Here are some records. Copy each one exactly.

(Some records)
= = =

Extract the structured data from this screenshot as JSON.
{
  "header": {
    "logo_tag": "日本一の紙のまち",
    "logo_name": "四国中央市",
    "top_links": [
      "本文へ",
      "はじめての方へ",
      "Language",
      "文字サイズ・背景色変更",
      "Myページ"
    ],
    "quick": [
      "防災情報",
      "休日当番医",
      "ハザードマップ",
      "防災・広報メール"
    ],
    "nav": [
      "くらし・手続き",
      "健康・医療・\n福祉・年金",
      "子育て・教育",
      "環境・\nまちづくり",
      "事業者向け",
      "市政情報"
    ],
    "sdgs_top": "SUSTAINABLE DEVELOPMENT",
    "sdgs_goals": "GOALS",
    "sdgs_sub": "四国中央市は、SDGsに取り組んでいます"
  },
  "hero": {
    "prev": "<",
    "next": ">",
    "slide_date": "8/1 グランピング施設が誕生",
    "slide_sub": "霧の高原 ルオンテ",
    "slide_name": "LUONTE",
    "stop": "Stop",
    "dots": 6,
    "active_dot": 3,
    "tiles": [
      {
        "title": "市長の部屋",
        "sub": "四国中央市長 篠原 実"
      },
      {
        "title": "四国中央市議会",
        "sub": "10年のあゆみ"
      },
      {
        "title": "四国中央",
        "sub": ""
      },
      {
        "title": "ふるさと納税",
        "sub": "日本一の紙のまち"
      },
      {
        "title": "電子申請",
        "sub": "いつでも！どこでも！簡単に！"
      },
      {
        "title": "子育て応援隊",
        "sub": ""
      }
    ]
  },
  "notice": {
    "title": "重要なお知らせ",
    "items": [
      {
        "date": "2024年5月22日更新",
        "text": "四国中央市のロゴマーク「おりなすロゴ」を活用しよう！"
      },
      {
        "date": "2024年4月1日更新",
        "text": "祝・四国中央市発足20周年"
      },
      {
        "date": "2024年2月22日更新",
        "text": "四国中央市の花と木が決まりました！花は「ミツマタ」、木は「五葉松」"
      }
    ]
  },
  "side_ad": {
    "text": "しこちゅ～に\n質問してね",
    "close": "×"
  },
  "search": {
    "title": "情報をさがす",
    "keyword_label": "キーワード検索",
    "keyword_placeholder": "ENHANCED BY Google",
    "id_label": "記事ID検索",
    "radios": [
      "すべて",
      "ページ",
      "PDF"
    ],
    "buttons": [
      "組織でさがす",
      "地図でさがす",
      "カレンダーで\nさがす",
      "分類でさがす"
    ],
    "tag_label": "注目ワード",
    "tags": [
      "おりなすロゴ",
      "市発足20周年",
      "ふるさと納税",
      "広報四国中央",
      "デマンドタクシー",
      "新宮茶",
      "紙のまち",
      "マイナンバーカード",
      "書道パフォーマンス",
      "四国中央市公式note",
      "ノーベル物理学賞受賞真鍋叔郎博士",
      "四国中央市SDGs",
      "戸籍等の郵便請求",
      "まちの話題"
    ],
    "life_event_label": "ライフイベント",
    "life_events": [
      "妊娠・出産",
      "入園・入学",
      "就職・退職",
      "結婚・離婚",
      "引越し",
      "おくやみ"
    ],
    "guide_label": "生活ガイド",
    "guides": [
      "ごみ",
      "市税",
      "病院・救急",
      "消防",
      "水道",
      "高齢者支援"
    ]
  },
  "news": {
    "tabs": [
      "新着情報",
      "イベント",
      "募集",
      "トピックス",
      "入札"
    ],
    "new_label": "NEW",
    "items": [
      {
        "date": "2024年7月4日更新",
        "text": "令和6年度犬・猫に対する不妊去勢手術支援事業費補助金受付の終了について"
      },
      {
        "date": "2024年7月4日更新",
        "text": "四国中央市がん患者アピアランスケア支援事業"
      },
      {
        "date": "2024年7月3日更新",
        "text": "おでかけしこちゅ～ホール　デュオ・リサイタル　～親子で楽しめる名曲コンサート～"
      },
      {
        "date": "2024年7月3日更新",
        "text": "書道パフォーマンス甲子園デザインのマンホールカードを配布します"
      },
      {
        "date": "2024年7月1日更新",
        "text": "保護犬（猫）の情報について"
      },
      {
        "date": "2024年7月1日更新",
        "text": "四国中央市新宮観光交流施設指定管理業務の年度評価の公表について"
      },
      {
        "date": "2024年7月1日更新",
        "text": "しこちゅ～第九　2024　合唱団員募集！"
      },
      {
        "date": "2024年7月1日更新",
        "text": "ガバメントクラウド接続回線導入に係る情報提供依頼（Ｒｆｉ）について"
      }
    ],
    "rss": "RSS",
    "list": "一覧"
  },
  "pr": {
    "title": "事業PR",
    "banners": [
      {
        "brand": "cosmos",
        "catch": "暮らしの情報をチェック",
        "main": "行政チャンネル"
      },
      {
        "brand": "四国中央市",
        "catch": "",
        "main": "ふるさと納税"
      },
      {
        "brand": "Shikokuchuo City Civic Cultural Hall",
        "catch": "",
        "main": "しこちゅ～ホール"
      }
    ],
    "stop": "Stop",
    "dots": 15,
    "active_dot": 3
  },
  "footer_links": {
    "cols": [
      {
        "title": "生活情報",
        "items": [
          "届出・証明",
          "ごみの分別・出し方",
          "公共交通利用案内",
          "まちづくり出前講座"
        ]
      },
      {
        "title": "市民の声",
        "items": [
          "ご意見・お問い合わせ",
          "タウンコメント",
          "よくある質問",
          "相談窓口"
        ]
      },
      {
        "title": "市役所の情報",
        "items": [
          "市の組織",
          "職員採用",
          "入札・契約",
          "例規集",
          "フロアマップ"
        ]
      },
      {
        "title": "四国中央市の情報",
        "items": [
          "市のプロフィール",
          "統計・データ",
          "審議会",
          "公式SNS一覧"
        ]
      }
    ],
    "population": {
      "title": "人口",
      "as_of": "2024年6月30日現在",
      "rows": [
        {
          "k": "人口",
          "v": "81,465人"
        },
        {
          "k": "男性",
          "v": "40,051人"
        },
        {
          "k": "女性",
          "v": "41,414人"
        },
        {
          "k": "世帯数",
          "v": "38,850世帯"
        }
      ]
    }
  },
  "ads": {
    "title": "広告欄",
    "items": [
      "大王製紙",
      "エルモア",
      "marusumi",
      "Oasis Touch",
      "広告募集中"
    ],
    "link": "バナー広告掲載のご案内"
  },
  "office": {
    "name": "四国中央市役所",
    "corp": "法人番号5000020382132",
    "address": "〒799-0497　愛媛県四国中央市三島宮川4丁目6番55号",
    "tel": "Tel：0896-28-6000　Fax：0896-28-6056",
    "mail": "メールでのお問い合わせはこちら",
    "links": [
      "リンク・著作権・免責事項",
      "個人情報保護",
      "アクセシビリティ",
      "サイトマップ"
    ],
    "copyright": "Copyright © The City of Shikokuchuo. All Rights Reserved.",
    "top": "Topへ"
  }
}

= = =

The result:
Extract the structured data from this screenshot as JSON.
{
  "header": {
    "logo_tag": "日本一の紙のまち",
    "logo_name": "四国中央市",
    "top_links": [
      "本文へ",
      "はじめての方へ",
      "Language",
      "文字サイズ・背景色変更",
      "Myページ"
    ],
    "quick": [
      "防災情報",
      "休日当番医",
      "ハザードマップ",
      "防災・広報メール"
    ],
    "nav": [
      "くらし・手続き",
      "健康・医療・\n福祉・年金",
      "子育て・教育",
      "環境・\nまちづくり",
      "事業者向け",
      "市政情報"
    ],
    "sdgs_top": "SUSTAINABLE DEVELOPMENT",
    "sdgs_goals": "GOALS",
    "sdgs_sub": "四国中央市は、SDGsに取り組んでいます"
  },
  "hero": {
    "prev": "<",
    "next": ">",
    "slide_date": "8/1 グランピング施設が誕生",
    "slide_sub": "霧の高原 ルオンテ",
    "slide_name": "LUONTE",
    "stop": "Stop",
    "dots": 6,
    "active_dot": 3,
    "tiles": [
      {
        "title": "市長の部屋",
        "sub": "四国中央市長 篠原 実"
      },
      {
        "title": "四国中央市議会",
        "sub": "10年のあゆみ"
      },
      {
        "title": "四国中央",
        "sub": ""
      },
      {
        "title": "ふるさと納税",
        "sub": "日本一の紙のまち"
      },
      {
        "title": "電子申請",
        "sub": "いつでも！どこでも！簡単に！"
      },
      {
        "title": "子育て応援隊",
        "sub": ""
      }
    ]
  },
  "notice": {
    "title": "重要なお知らせ",
    "items": [
      {
        "date": "2024年5月22日更新",
        "text": "四国中央市のロゴマーク「おりなすロゴ」を活用しよう！"
      },
      {
        "date": "2024年4月1日更新",
        "text": "祝・四国中央市発足20周年"
      },
      {
        "date": "2024年2月22日更新",
        "text": "四国中央市の花と木が決まりました！花は「ミツマタ」、木は「五葉松」"
      }
    ]
  },
  "side_ad": {
    "text": "しこちゅ～に\n質問してね",
    "close": "×"
  },
  "search": {
    "title": "情報をさがす",
    "keyword_label": "キーワード検索",
    "keyword_placeholder": "ENHANCED BY Google",
    "id_label": "記事ID検索",
    "radios": [
      "すべて",
      "ページ",
      "PDF"
    ],
    "buttons": [
      "組織でさがす",
      "地図でさがす",
      "カレンダーで\nさがす",
      "分類でさがす"
    ],
    "tag_label": "注目ワード",
    "tags": [
      "おりなすロゴ",
      "市発足20周年",
      "ふるさと納税",
      "広報四国中央",
      "デマンドタクシー",
      "新宮茶",
      "紙のまち",
      "マイナンバーカード",
      "書道パフォーマンス",
      "四国中央市公式note",
      "ノーベル物理学賞受賞真鍋叔郎博士",
      "四国中央市SDGs",
      "戸籍等の郵便請求",
      "まちの話題"
    ],
    "life_event_label": "ライフイベント",
    "life_events": [
      "妊娠・出産",
      "入園・入学",
      "就職・退職",
      "結婚・離婚",
      "引越し",
      "おくやみ"
    ],
    "guide_label": "生活ガイド",
    "guides": [
      "ごみ",
      "市税",
      "病院・救急",
      "消防",
      "水道",
      "高齢者支援"
    ]
  },
  "news": {
    "tabs": [
      "新着情報",
      "イベント",
      "募集",
      "トピックス",
      "入札"
    ],
    "new_label": "NEW",
    "items": [
      {
        "date": "2024年7月4日更新",
        "text": "令和6年度犬・猫に対する不妊去勢手術支援事業費補助金受付の終了について"
      },
      {
        "date": "2024年7月4日更新",
        "text": "四国中央市がん患者アピアランスケア支援事業"
      },
      {
        "date": "2024年7月3日更新",
        "text": "おでかけしこちゅ～ホール　デュオ・リサイタル　～親子で楽しめる名曲コンサート～"
      },
      {
        "date": "2024年7月3日更新",
        "text": "書道パフォーマンス甲子園デザインのマンホールカードを配布します"
      },
      {
        "date": "2024年7月1日更新",
        "text": "保護犬（猫）の情報について"
      },
      {
        "date": "2024年7月1日更新",
        "text": "四国中央市新宮観光交流施設指定管理業務の年度評価の公表について"
      },
      {
        "date": "2024年7月1日更新",
        "text": "しこちゅ～第九　2024　合唱団員募集！"
      },
      {
        "date": "2024年7月1日更新",
        "text": "ガバメントクラウド接続回線導入に係る情報提供依頼（Ｒｆｉ）について"
      }
    ],
    "rss": "RSS",
    "list": "一覧"
  },
  "pr": {
    "title": "事業PR",
    "banners": [
      {
        "brand": "cosmos",
        "catch": "暮らしの情報をチェック",
        "main": "行政チャンネル"
      },
      {
        "brand": "四国中央市",
        "catch": "",
        "main": "ふるさと納税"
      },
      {
        "brand": "Shikokuchuo City Civic Cultural Hall",
        "catch": "",
        "main": "しこちゅ～ホール"
      }
    ],
    "stop": "Stop",
    "dots": 15,
    "active_dot": 3
  },
  "footer_links": {
    "cols": [
      {
        "title": "生活情報",
        "items": [
          "届出・証明",
          "ごみの分別・出し方",
          "公共交通利用案内",
          "まちづくり出前講座"
        ]
      },
      {
        "title": "市民の声",
        "items": [
          "ご意見・お問い合わせ",
          "タウンコメント",
          "よくある質問",
          "相談窓口"
        ]
      },
      {
        "title": "市役所の情報",
        "items": [
          "市の組織",
          "職員採用",
          "入札・契約",
          "例規集",
          "フロアマップ"
        ]
      },
      {
        "title": "四国中央市の情報",
        "items": [
          "市のプロフィール",
          "統計・データ",
          "審議会",
          "公式SNS一覧"
        ]
      }
    ],
    "population": {
      "title": "人口",
      "as_of": "2024年6月30日現在",
      "rows": [
        {
          "k": "人口",
          "v": "81,465人"
        },
        {
          "k": "男性",
          "v": "40,051人"
        },
        {
          "k": "女性",
          "v": "41,414人"
        },
        {
          "k": "世帯数",
          "v": "38,850世帯"
        }
      ]
    }
  },
  "ads": {
    "title": "広告欄",
    "items": [
      "大王製紙",
      "エルモア",
      "marusumi",
      "Oasis Touch",
      "広告募集中"
    ],
    "link": "バナー広告掲載のご案内"
  },
  "office": {
    "name": "四国中央市役所",
    "corp": "法人番号5000020382132",
    "address": "〒799-0497　愛媛県四国中央市三島宮川4丁目6番55号",
    "tel": "Tel：0896-28-6000　Fax：0896-28-6056",
    "mail": "メールでのお問い合わせはこちら",
    "links": [
      "リンク・著作権・免責事項",
      "個人情報保護",
      "アクセシビリティ",
      "サイトマップ"
    ],
    "copyright": "Copyright © The City of Shikokuchuo. All Rights Reserved.",
    "top": "Topへ"
  }
}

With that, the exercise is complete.